• _Entries provided_:
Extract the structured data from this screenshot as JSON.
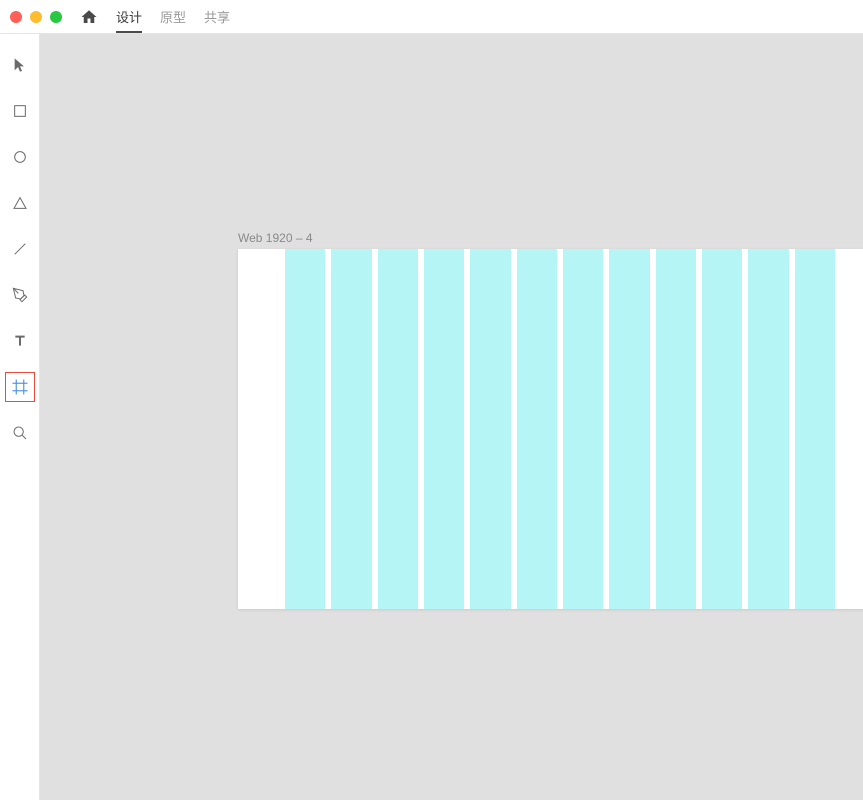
{
  "titlebar": {
    "tabs": [
      {
        "label": "设计",
        "active": true
      },
      {
        "label": "原型",
        "active": false
      },
      {
        "label": "共享",
        "active": false
      }
    ]
  },
  "toolbar": {
    "tools": [
      {
        "name": "select-tool",
        "icon": "select"
      },
      {
        "name": "rectangle-tool",
        "icon": "rectangle"
      },
      {
        "name": "ellipse-tool",
        "icon": "ellipse"
      },
      {
        "name": "triangle-tool",
        "icon": "triangle"
      },
      {
        "name": "line-tool",
        "icon": "line"
      },
      {
        "name": "pen-tool",
        "icon": "pen"
      },
      {
        "name": "text-tool",
        "icon": "text"
      },
      {
        "name": "artboard-tool",
        "icon": "artboard",
        "selected": true
      },
      {
        "name": "zoom-tool",
        "icon": "zoom"
      }
    ]
  },
  "canvas": {
    "artboard_label": "Web 1920 – 4",
    "column_count": 12,
    "column_color": "#b5f5f5"
  }
}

• _Directions_: Identify all lines in the records above with the word "rectangle".

• _Correct answer_:
        "name": "rectangle-tool",
        "icon": "rectangle"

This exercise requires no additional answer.